** Begin Text **

# Way to clean up greasy pigeon.



## rx78 (Mar 11, 2008)

I found a greasy pigeon last snow storm in Toronto. He is covered in gressy black stuff that smell like old cooking oil. His feather are sticking together.
Are they any way I can clean him up, or find some rescue place for him?


----------



## KIPPY (Dec 18, 2003)

I used the dawn liquid soap on a pij that smelled like a McDonalds grease pan.
It took about 3 bathings to get that smell to go away.


----------



## Skyeking (Jan 17, 2003)

Hello and Welcome to Pigeon Talk,

Thank you so much for helping this needy pigeon.

It will take more then one washing to get the grease off, but please make sure to keep the bird warm, and follow this link to stabilize the bird first:

http://www.pigeons.biz/forums/showthread.php?t=8822

Check this source for help:

http://www.pigeon-life.net/prd.htm

Please update us with condition and ask any questions you have.


----------



## rx78 (Mar 11, 2008)

The bird got a first wash today afternoon. 
I washed him with liquid soap which seems doesn't help much, the sticky stuff are still all over him. When I washed him he tried to fly once and picked on my hand and tried so hard to get away and I was having a hard time washing him. After the wash, I keep him warm with the light and dry cloth put in his box (I don't have any cage , so I have to keep this poor bird in the beer box). Is it enough to keep him warm?
How often can I give him a wash? 
I kept the box open all the time, and it is weird for me that he doesn't try to fly away even he looks very strong now. 
Thank you for your responses.


----------



## Charis (Feb 11, 2007)

Is the sticky stuff like tar?


----------



## rx78 (Mar 11, 2008)

Yes it looks like TAR, but I'm not sure what it is, it smell like old cooking oil. I tried to wash it with my liquid soap and it still there, seems like the soap can't dilute this stuff off.


----------



## Charis (Feb 11, 2007)

I think its a product that roofers sometimes use that's sold as a pigeon deterrent. I had one come to me many years, ago covered in the stuff. It wouldn't fly or stay warm and was very pathetic looking. I'm sure it felt miserable. I tried everything to remove the stuff and nothing worked. I had to wait until it molted before I could let it go. 
It's really important to keep the bird warm as it's insulation against the cold is covered with this stuff too. Put a heating pad underneath the box, with the heating pad set on low. I'd put a towel in the bottom of the box with paper towels on top to make it easier to change. It's ok to keep it in a box but looking for a used cage that is large enough to accommodate the bird would be best. Make sure to clean and disinfect it before you put the pigeon in it. If a box is the only option put a piece of screen over the top so the bird can at least have some light and see what is going on above him/her. Keep the bird in the warmest room of the house.
Some of the other members may be aware of a product that will remove the goo but I don't.

** End Text **
** Begin Source data **

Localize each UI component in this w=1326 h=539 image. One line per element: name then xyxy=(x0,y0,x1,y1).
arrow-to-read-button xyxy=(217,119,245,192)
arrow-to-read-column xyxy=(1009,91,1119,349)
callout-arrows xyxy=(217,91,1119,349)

** End Source data **

__Given task__
In the pigeon thread, where does Charis suggest putting the heating pad, and at what setting?

__Output__
Underneath the box, set on low.